| What to do |
**1.** Decide whether each statement agrees with the forum welcome thread, answering yes or no and quoting the deciding words: (a) the new member signs off as Matthew Damignani; (b) Jade Tigress wishes him happy posting; (c) Paul B replies on a later date than the opening post.
**2.** Carry the forum welcome thread forward from its last line.

| Extract to read |
------------------------
# New to Martial talk



## mdamignani (Oct 2, 2006)

Hello everyone, My name is Matt Damignani and I am a new member here.  I just wanted to introduce myself.
Sincerly 
Matthew Damignani


----------



## Jade Tigress (Oct 2, 2006)

Hello Matt, Welcome to Martial Talk. Happy Posting!


----------



## bluemtn (Oct 2, 2006)

Welcome and happy posting, Matt!


----------



## Brian R. VanCise (Oct 2, 2006)

Welcome to MartialTalk!


----------



## Kacey (Oct 2, 2006)

Welcome, and happy posting!  :wavey:


----------



## Paul B (Oct 2, 2006)

Welcome to MT,Matt! Enjoy the site!


----------



## stone_dragone (Oct 2, 2006)

Greetings and welcome to MT!


----------



## HKphooey (Oct 2, 2006)
------------------------
(Layout coordinate data)
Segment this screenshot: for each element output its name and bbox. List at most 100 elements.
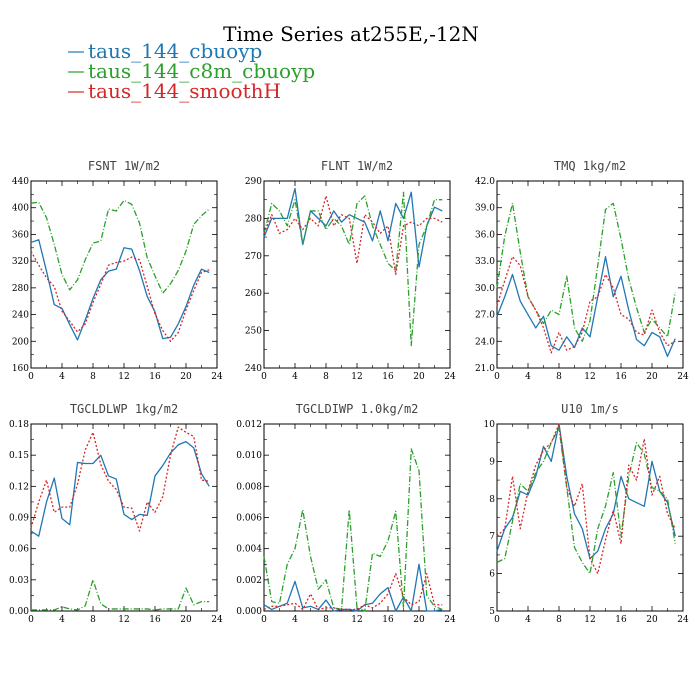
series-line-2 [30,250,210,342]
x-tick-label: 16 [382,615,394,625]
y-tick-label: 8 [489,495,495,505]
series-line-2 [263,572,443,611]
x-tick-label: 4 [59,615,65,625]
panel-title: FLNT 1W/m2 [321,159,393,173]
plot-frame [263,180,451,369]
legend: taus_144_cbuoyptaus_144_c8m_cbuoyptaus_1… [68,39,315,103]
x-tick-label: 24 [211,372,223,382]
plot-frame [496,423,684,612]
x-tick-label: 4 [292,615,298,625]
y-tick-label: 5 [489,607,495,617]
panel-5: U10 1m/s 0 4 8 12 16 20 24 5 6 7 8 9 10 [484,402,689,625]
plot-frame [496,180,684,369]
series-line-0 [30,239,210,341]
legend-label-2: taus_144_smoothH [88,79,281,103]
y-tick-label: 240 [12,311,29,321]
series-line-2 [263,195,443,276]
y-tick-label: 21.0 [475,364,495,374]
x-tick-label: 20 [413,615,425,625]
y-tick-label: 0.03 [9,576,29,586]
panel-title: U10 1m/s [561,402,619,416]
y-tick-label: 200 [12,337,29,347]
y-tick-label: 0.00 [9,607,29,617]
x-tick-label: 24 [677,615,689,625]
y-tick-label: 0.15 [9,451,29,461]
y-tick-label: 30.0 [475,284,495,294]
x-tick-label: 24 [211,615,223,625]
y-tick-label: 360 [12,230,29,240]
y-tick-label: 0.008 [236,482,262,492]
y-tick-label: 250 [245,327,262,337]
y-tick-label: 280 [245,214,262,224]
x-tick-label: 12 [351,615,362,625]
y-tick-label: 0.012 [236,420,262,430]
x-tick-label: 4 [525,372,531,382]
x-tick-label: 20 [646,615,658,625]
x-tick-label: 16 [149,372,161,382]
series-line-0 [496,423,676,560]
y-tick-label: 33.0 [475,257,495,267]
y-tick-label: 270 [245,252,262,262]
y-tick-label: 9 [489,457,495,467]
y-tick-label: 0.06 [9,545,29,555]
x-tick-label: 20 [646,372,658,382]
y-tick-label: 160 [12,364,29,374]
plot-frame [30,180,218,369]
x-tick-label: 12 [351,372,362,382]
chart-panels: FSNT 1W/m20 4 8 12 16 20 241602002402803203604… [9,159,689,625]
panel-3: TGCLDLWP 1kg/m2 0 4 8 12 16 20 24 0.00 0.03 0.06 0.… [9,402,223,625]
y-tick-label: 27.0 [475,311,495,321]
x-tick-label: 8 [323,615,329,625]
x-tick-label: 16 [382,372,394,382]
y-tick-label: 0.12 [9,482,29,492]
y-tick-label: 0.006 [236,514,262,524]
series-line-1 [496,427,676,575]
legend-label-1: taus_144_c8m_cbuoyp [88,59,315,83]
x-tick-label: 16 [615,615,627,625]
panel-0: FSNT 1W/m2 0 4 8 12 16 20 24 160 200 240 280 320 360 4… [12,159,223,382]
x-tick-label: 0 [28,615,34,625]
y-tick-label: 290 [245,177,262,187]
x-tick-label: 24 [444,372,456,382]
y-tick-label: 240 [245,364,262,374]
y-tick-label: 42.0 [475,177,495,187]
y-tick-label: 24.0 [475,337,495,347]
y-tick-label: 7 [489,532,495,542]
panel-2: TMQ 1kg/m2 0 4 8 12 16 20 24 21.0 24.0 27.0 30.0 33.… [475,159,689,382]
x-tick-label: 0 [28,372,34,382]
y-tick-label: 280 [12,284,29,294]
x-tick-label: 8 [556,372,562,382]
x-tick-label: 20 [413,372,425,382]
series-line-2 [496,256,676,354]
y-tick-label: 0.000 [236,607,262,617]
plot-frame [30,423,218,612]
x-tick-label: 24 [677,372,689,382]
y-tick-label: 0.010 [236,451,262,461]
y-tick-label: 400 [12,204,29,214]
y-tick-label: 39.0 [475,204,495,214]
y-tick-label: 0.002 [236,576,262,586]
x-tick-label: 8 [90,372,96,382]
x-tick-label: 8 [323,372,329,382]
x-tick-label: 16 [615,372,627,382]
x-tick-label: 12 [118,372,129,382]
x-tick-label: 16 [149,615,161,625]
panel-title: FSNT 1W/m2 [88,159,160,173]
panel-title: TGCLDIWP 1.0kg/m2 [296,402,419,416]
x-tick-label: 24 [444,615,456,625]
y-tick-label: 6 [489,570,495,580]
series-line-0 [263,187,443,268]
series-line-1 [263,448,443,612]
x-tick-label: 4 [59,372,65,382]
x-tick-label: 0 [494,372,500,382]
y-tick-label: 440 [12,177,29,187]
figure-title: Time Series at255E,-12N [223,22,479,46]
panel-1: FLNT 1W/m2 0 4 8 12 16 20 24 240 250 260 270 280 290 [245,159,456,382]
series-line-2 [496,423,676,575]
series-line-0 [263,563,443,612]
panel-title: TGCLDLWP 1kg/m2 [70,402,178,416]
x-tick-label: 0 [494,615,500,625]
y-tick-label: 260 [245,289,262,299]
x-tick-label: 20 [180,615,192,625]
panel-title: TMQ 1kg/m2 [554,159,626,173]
------------------------
| Solved problems |
**1.**
(a) Yes: "Matthew Damignani"
(b) Yes: "Happy Posting!"
(c) No: "Paul B (Oct 2, 2006)"

**2.**
welcome to mt!


----------



## Christina05 (Oct 2, 2006)

Welcome and happy posting :ultracool


----------



## MJS (Oct 2, 2006)

Welcome to MT! 

Mike


----------



## Drac (Oct 2, 2006)

Greetings and welcome to MT...


----------



## exile (Oct 2, 2006)

Greetings, Matthew, and welcome to MT!


----------



## pstarr (Oct 3, 2006)

Welcome!


----------



## IWishToLearn (Oct 12, 2006)

Hi


----------



## matt.m (Oct 13, 2006)

welcome


----------



## terryl965 (Oct 13, 2006)

Welcome and happy posting


----------



## IcemanSK (Oct 13, 2006)

Welcome to MT. I look forward to your contributions.


----------



## Ping898 (Oct 13, 2006)

Welcome to MT, Matt  :wavey:


----------



## Arizona Angel (Oct 13, 2006)

Hi, welcome!


----------



## stickarts (Oct 14, 2006)

Welcome to MT!


----------



## Lisa (Oct 14, 2006)

Welcome! :wavey:


----------



## kelly keltner (Oct 16, 2006)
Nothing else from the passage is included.